● Consignes
Recopiez mot pour mot le passage de l'extrait d'arrêt ci-dessous qui va de « Si c'est évidemment » à « est donc confirmée. », ces deux bornes comprises.

● Texte
Si c'est évidemment non la faute de M.[O], mais l'arrêt de la cour d'appel de Versailles qu'a censuré la Cour de cassation, pour s'être déclarée incompétente sur la demande d'UAPE Holdings au lieu de la dire irrecevable, la cassation sans renvoi ne confirme pas moins la faute professionnelle engageant sa responsabilité reprochée à M. [O], en ce qu'elle consacre le défaut de pouvoir des juridictions devant lesquelles il avait porté l'action, et sa conséquence irrémédiable.

La décision des premiers juges sur ce point est donc confirmée.

Sur le lien de causalité et la perte de chance

Les premiers juges, tout en reconnaissant que la société UAPE Holding avait incontestablement perdu une voie de recours contre le jugement du tribunal de commerce qui lui était défavorable, se sont considérés dans l'incapacité d'apprécier, au vu des documents versés aux débats, si les juges consulaires ayant rejeté la demande en première instance avaient fait une mauvaise appréciation de la situation, et s'il existait des motifs pertinents d'infirmation de leur décision. Ils ont dès lors constaté que la société UAPE Holding échouait à démontrer qu'elle disposait d'une chance certaine d'obtenir gain de cause en cause en appel, et donc à prouver l'existence et l'ampleur d'un éventuel préjudice.

Entrées enregistrées:
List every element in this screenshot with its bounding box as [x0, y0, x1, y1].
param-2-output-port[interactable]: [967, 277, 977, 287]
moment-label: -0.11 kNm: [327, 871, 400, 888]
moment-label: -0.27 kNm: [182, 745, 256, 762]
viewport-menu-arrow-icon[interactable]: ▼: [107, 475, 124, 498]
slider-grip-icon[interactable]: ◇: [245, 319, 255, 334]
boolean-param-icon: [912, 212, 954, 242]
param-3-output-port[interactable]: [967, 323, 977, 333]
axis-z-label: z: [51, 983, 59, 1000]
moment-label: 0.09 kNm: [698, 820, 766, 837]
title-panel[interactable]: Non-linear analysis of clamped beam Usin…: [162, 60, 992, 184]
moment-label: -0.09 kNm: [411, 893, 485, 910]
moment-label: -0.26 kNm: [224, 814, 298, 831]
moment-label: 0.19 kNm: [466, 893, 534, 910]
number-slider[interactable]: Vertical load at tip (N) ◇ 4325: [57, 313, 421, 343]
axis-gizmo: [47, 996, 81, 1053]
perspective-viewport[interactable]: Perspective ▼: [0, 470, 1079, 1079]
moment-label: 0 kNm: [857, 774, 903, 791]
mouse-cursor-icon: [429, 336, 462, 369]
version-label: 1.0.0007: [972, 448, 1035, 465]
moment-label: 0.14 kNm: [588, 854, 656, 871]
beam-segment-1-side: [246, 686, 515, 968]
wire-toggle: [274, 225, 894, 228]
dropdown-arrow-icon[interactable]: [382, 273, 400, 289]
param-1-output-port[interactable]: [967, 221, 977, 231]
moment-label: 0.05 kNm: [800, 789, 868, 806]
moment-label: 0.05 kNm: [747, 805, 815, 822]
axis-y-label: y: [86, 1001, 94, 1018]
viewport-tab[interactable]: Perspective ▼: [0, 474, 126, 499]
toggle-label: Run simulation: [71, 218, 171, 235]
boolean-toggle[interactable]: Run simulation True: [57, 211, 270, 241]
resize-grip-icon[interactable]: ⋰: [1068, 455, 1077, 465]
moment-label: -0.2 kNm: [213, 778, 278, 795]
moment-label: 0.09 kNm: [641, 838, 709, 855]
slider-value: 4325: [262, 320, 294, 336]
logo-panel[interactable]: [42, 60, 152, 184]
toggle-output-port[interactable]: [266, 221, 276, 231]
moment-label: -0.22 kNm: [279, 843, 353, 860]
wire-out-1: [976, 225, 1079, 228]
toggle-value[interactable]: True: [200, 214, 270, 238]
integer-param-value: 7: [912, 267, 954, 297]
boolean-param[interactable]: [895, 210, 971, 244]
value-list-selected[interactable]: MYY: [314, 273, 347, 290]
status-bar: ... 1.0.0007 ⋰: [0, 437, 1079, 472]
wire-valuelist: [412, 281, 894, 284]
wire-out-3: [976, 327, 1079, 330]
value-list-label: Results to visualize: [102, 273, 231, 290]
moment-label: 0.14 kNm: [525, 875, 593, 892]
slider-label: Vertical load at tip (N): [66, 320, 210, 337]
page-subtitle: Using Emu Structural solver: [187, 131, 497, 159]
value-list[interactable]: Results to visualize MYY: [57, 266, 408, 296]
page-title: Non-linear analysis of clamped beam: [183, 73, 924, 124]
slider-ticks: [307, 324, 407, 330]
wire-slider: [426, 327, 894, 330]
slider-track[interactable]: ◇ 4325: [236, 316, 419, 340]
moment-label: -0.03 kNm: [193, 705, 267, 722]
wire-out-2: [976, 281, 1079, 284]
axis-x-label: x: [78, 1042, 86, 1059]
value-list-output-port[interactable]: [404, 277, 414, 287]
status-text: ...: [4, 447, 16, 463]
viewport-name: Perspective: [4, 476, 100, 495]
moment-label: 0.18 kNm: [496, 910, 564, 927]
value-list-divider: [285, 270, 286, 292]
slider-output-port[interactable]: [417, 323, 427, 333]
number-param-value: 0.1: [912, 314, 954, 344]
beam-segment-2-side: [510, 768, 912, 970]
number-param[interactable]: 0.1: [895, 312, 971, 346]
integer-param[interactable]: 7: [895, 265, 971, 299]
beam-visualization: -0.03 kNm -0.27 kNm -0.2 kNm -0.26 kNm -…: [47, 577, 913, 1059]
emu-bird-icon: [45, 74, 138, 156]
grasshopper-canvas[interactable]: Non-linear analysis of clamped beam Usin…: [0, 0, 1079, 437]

● La réponse
Si c'est évidemment non la faute de M.[O], mais l'arrêt de la cour d'appel de Versailles qu'a censuré la Cour de cassation, pour s'être déclarée incompétente sur la demande d'UAPE Holdings au lieu de la dire irrecevable, la cassation sans renvoi ne confirme pas moins la faute professionnelle engageant sa responsabilité reprochée à M. [O], en ce qu'elle consacre le défaut de pouvoir des juridictions devant lesquelles il avait porté l'action, et sa conséquence irrémédiable.

La décision des premiers juges sur ce point est donc confirmée.